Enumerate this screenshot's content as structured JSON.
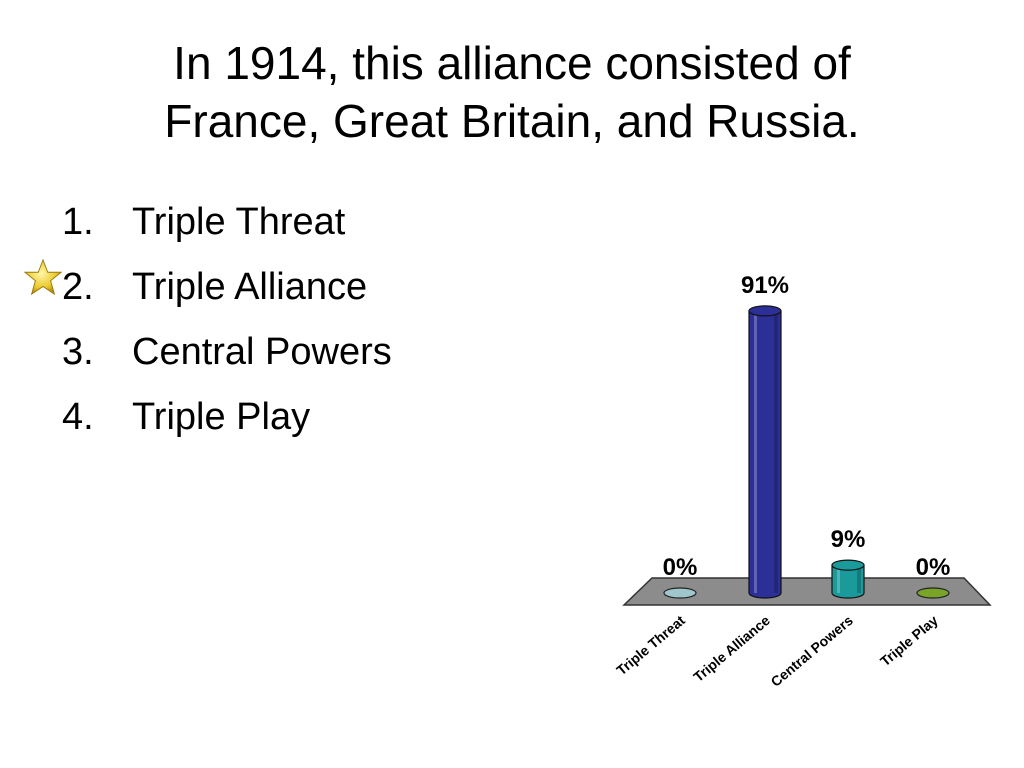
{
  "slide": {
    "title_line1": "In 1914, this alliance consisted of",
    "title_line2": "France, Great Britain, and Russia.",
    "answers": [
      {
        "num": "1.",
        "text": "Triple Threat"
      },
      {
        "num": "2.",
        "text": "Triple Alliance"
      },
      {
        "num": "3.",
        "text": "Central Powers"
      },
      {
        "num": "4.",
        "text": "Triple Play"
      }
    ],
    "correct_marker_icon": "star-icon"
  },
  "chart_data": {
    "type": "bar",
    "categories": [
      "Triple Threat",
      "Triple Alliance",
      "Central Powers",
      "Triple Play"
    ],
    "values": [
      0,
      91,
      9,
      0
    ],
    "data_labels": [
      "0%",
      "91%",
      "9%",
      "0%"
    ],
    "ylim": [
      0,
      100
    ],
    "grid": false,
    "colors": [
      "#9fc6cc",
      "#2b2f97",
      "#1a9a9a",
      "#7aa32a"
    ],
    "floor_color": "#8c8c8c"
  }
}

════════════════

Instructions to follow
Locate the word "Central" in the entries, and copy every line where it is found.

Answer to the problem
        "text": "Central Powers"
      "Central Powers",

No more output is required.